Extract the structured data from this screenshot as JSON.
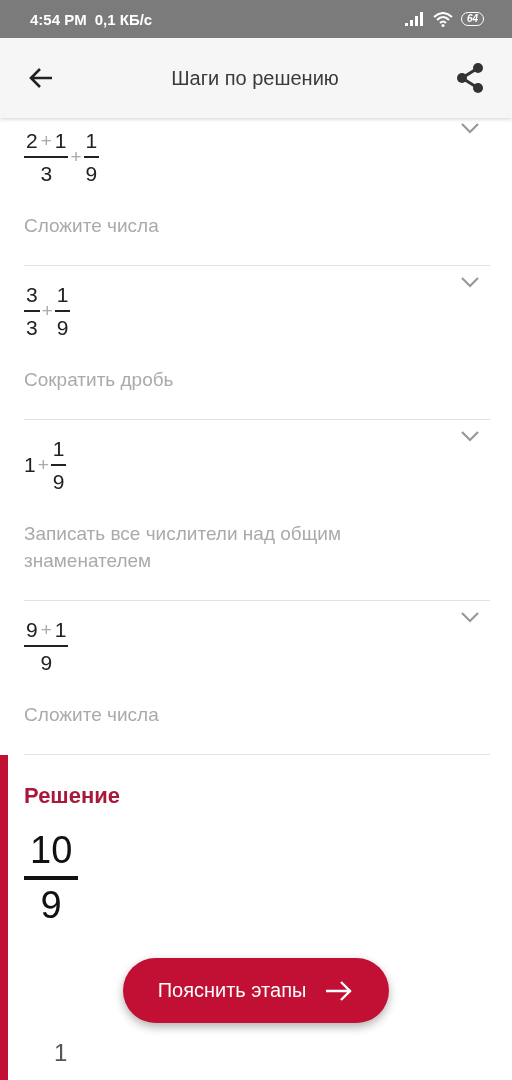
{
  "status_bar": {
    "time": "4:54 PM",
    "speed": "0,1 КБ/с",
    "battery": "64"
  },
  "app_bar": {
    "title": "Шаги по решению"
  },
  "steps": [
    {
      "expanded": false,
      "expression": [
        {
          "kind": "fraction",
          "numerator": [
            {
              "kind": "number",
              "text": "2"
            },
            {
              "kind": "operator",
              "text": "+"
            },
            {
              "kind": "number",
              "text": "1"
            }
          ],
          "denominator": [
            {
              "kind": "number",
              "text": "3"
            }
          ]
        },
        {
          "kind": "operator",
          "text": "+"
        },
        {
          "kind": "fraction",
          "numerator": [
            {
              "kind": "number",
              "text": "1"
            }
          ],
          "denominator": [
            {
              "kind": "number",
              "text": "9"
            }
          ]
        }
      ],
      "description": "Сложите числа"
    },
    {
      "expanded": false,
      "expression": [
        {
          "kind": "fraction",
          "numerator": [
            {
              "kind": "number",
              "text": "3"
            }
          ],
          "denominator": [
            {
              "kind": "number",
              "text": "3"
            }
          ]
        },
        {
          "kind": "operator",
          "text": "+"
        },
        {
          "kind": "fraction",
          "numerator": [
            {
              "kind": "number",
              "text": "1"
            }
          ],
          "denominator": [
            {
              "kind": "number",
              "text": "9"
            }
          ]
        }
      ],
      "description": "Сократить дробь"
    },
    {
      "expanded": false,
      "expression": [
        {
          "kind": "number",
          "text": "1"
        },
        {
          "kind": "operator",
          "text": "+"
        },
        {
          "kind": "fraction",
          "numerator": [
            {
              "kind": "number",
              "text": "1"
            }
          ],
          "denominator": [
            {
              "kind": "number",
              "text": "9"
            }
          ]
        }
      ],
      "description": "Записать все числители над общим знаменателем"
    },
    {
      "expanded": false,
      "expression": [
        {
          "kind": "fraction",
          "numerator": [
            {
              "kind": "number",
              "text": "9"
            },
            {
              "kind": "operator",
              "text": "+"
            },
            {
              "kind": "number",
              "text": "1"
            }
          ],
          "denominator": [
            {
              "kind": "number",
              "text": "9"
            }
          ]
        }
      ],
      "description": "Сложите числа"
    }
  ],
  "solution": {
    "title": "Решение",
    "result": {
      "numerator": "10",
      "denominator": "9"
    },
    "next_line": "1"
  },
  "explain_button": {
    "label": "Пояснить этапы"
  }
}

**Stated problem:** Return the full material word for word. Do not include the pictures.

**Solution for this exercise:**
Extract the structured data from this screenshot as JSON.
{
  "status_bar": {
    "time": "4:54 PM",
    "speed": "0,1 КБ/с",
    "battery": "64"
  },
  "app_bar": {
    "title": "Шаги по решению"
  },
  "steps": [
    {
      "expanded": false,
      "expression": [
        {
          "kind": "fraction",
          "numerator": [
            {
              "kind": "number",
              "text": "2"
            },
            {
              "kind": "operator",
              "text": "+"
            },
            {
              "kind": "number",
              "text": "1"
            }
          ],
          "denominator": [
            {
              "kind": "number",
              "text": "3"
            }
          ]
        },
        {
          "kind": "operator",
          "text": "+"
        },
        {
          "kind": "fraction",
          "numerator": [
            {
              "kind": "number",
              "text": "1"
            }
          ],
          "denominator": [
            {
              "kind": "number",
              "text": "9"
            }
          ]
        }
      ],
      "description": "Сложите числа"
    },
    {
      "expanded": false,
      "expression": [
        {
          "kind": "fraction",
          "numerator": [
            {
              "kind": "number",
              "text": "3"
            }
          ],
          "denominator": [
            {
              "kind": "number",
              "text": "3"
            }
          ]
        },
        {
          "kind": "operator",
          "text": "+"
        },
        {
          "kind": "fraction",
          "numerator": [
            {
              "kind": "number",
              "text": "1"
            }
          ],
          "denominator": [
            {
              "kind": "number",
              "text": "9"
            }
          ]
        }
      ],
      "description": "Сократить дробь"
    },
    {
      "expanded": false,
      "expression": [
        {
          "kind": "number",
          "text": "1"
        },
        {
          "kind": "operator",
          "text": "+"
        },
        {
          "kind": "fraction",
          "numerator": [
            {
              "kind": "number",
              "text": "1"
            }
          ],
          "denominator": [
            {
              "kind": "number",
              "text": "9"
            }
          ]
        }
      ],
      "description": "Записать все числители над общим знаменателем"
    },
    {
      "expanded": false,
      "expression": [
        {
          "kind": "fraction",
          "numerator": [
            {
              "kind": "number",
              "text": "9"
            },
            {
              "kind": "operator",
              "text": "+"
            },
            {
              "kind": "number",
              "text": "1"
            }
          ],
          "denominator": [
            {
              "kind": "number",
              "text": "9"
            }
          ]
        }
      ],
      "description": "Сложите числа"
    }
  ],
  "solution": {
    "title": "Решение",
    "result": {
      "numerator": "10",
      "denominator": "9"
    },
    "next_line": "1"
  },
  "explain_button": {
    "label": "Пояснить этапы"
  }
}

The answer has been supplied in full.